*** Opening of Data in this exercise ***
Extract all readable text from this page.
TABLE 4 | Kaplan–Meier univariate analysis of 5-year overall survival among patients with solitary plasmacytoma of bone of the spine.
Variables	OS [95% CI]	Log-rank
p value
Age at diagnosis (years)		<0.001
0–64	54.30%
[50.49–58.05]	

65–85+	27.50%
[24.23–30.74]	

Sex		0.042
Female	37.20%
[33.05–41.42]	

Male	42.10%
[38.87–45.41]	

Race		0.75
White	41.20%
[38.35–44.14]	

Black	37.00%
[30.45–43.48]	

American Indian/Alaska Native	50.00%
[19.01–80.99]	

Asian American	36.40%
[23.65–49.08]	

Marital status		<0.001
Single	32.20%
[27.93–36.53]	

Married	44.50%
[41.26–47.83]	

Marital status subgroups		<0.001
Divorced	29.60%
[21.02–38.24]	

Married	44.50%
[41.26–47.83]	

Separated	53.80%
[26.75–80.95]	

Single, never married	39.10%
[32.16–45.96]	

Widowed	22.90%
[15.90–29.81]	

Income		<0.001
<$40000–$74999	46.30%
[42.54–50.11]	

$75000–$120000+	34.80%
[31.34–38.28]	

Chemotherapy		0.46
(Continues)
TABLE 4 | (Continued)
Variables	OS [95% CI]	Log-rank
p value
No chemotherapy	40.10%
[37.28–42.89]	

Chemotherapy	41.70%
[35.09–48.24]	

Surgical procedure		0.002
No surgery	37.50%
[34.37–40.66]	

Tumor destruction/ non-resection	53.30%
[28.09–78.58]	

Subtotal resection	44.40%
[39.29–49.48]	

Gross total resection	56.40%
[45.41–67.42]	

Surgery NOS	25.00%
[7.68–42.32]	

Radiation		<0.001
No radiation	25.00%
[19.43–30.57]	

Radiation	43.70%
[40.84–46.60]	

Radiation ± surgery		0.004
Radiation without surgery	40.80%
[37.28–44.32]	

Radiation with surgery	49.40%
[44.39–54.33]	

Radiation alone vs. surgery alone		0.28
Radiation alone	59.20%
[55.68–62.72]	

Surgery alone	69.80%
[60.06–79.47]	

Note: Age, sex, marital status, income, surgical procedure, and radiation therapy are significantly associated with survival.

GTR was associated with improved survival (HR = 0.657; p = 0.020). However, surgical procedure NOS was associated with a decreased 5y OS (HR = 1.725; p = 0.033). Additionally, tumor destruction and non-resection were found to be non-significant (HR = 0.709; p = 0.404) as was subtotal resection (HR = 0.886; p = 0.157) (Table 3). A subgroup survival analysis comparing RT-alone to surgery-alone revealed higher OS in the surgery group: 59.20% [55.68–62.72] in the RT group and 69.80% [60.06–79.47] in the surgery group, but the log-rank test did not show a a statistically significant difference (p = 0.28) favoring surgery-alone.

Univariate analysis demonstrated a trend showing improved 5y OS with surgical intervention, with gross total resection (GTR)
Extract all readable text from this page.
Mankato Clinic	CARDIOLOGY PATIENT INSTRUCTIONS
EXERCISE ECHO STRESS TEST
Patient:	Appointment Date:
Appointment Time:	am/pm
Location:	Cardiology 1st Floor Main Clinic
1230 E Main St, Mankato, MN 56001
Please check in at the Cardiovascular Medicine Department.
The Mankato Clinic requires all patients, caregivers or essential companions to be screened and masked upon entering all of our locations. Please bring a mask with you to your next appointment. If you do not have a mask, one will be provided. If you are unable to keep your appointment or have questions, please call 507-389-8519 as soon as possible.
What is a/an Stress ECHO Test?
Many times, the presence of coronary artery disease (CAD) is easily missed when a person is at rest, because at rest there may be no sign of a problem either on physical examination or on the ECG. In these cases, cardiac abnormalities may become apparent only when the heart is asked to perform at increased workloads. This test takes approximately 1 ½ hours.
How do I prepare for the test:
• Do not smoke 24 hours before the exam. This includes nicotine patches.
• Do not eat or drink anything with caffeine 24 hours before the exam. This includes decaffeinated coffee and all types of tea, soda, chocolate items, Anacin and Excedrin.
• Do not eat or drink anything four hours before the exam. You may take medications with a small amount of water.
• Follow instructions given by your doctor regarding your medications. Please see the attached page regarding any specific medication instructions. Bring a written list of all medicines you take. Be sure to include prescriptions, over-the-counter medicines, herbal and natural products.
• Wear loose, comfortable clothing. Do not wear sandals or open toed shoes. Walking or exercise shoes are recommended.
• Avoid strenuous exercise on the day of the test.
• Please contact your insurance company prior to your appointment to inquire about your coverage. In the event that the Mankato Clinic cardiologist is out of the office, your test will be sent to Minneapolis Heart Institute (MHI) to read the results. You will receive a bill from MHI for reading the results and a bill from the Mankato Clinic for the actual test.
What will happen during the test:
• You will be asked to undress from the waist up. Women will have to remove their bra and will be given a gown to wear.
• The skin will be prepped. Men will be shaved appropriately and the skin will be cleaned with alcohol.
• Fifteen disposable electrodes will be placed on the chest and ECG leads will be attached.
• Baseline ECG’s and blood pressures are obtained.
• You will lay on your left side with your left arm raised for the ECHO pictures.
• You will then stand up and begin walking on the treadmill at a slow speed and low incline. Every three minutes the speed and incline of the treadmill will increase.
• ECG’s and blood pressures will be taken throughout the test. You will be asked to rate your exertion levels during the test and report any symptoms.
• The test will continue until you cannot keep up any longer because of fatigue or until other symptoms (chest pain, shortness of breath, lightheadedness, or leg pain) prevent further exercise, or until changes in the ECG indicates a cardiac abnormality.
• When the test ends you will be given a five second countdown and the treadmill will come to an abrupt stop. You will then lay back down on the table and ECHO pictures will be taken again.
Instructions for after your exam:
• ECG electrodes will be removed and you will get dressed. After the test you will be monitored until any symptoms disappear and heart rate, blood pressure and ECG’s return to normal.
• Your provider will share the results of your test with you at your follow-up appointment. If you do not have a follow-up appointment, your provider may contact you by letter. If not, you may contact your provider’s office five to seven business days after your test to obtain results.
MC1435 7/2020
*** Close of Data in this exercise ***
Extract every record and return it verbatim.

Extract all readable text from this page.
TABLE 4 | Kaplan–Meier univariate analysis of 5-year overall survival among patients with solitary plasmacytoma of bone of the spine.
Variables	OS [95% CI]	Log-rank
p value
Age at diagnosis (years)		<0.001
0–64	54.30%
[50.49–58.05]	

65–85+	27.50%
[24.23–30.74]	

Sex		0.042
Female	37.20%
[33.05–41.42]	

Male	42.10%
[38.87–45.41]	

Race		0.75
White	41.20%
[38.35–44.14]	

Black	37.00%
[30.45–43.48]	

American Indian/Alaska Native	50.00%
[19.01–80.99]	

Asian American	36.40%
[23.65–49.08]	

Marital status		<0.001
Single	32.20%
[27.93–36.53]	

Married	44.50%
[41.26–47.83]	

Marital status subgroups		<0.001
Divorced	29.60%
[21.02–38.24]	

Married	44.50%
[41.26–47.83]	

Separated	53.80%
[26.75–80.95]	

Single, never married	39.10%
[32.16–45.96]	

Widowed	22.90%
[15.90–29.81]	

Income		<0.001
<$40000–$74999	46.30%
[42.54–50.11]	

$75000–$120000+	34.80%
[31.34–38.28]	

Chemotherapy		0.46
(Continues)
TABLE 4 | (Continued)
Variables	OS [95% CI]	Log-rank
p value
No chemotherapy	40.10%
[37.28–42.89]	

Chemotherapy	41.70%
[35.09–48.24]	

Surgical procedure		0.002
No surgery	37.50%
[34.37–40.66]	

Tumor destruction/ non-resection	53.30%
[28.09–78.58]	

Subtotal resection	44.40%
[39.29–49.48]	

Gross total resection	56.40%
[45.41–67.42]	

Surgery NOS	25.00%
[7.68–42.32]	

Radiation		<0.001
No radiation	25.00%
[19.43–30.57]	

Radiation	43.70%
[40.84–46.60]	

Radiation ± surgery		0.004
Radiation without surgery	40.80%
[37.28–44.32]	

Radiation with surgery	49.40%
[44.39–54.33]	

Radiation alone vs. surgery alone		0.28
Radiation alone	59.20%
[55.68–62.72]	

Surgery alone	69.80%
[60.06–79.47]	

Note: Age, sex, marital status, income, surgical procedure, and radiation therapy are significantly associated with survival.

GTR was associated with improved survival (HR = 0.657; p = 0.020). However, surgical procedure NOS was associated with a decreased 5y OS (HR = 1.725; p = 0.033). Additionally, tumor destruction and non-resection were found to be non-significant (HR = 0.709; p = 0.404) as was subtotal resection (HR = 0.886; p = 0.157) (Table 3). A subgroup survival analysis comparing RT-alone to surgery-alone revealed higher OS in the surgery group: 59.20% [55.68–62.72] in the RT group and 69.80% [60.06–79.47] in the surgery group, but the log-rank test did not show a a statistically significant difference (p = 0.28) favoring surgery-alone.

Univariate analysis demonstrated a trend showing improved 5y OS with surgical intervention, with gross total resection (GTR)
Extract all readable text from this page.
Mankato Clinic	CARDIOLOGY PATIENT INSTRUCTIONS
EXERCISE ECHO STRESS TEST
Patient:	Appointment Date:
Appointment Time:	am/pm
Location:	Cardiology 1st Floor Main Clinic
1230 E Main St, Mankato, MN 56001
Please check in at the Cardiovascular Medicine Department.
The Mankato Clinic requires all patients, caregivers or essential companions to be screened and masked upon entering all of our locations. Please bring a mask with you to your next appointment. If you do not have a mask, one will be provided. If you are unable to keep your appointment or have questions, please call 507-389-8519 as soon as possible.
What is a/an Stress ECHO Test?
Many times, the presence of coronary artery disease (CAD) is easily missed when a person is at rest, because at rest there may be no sign of a problem either on physical examination or on the ECG. In these cases, cardiac abnormalities may become apparent only when the heart is asked to perform at increased workloads. This test takes approximately 1 ½ hours.
How do I prepare for the test:
• Do not smoke 24 hours before the exam. This includes nicotine patches.
• Do not eat or drink anything with caffeine 24 hours before the exam. This includes decaffeinated coffee and all types of tea, soda, chocolate items, Anacin and Excedrin.
• Do not eat or drink anything four hours before the exam. You may take medications with a small amount of water.
• Follow instructions given by your doctor regarding your medications. Please see the attached page regarding any specific medication instructions. Bring a written list of all medicines you take. Be sure to include prescriptions, over-the-counter medicines, herbal and natural products.
• Wear loose, comfortable clothing. Do not wear sandals or open toed shoes. Walking or exercise shoes are recommended.
• Avoid strenuous exercise on the day of the test.
• Please contact your insurance company prior to your appointment to inquire about your coverage. In the event that the Mankato Clinic cardiologist is out of the office, your test will be sent to Minneapolis Heart Institute (MHI) to read the results. You will receive a bill from MHI for reading the results and a bill from the Mankato Clinic for the actual test.
What will happen during the test:
• You will be asked to undress from the waist up. Women will have to remove their bra and will be given a gown to wear.
• The skin will be prepped. Men will be shaved appropriately and the skin will be cleaned with alcohol.
• Fifteen disposable electrodes will be placed on the chest and ECG leads will be attached.
• Baseline ECG’s and blood pressures are obtained.
• You will lay on your left side with your left arm raised for the ECHO pictures.
• You will then stand up and begin walking on the treadmill at a slow speed and low incline. Every three minutes the speed and incline of the treadmill will increase.
• ECG’s and blood pressures will be taken throughout the test. You will be asked to rate your exertion levels during the test and report any symptoms.
• The test will continue until you cannot keep up any longer because of fatigue or until other symptoms (chest pain, shortness of breath, lightheadedness, or leg pain) prevent further exercise, or until changes in the ECG indicates a cardiac abnormality.
• When the test ends you will be given a five second countdown and the treadmill will come to an abrupt stop. You will then lay back down on the table and ECHO pictures will be taken again.
Instructions for after your exam:
• ECG electrodes will be removed and you will get dressed. After the test you will be monitored until any symptoms disappear and heart rate, blood pressure and ECG’s return to normal.
• Your provider will share the results of your test with you at your follow-up appointment. If you do not have a follow-up appointment, your provider may contact you by letter. If not, you may contact your provider’s office five to seven business days after your test to obtain results.
MC1435 7/2020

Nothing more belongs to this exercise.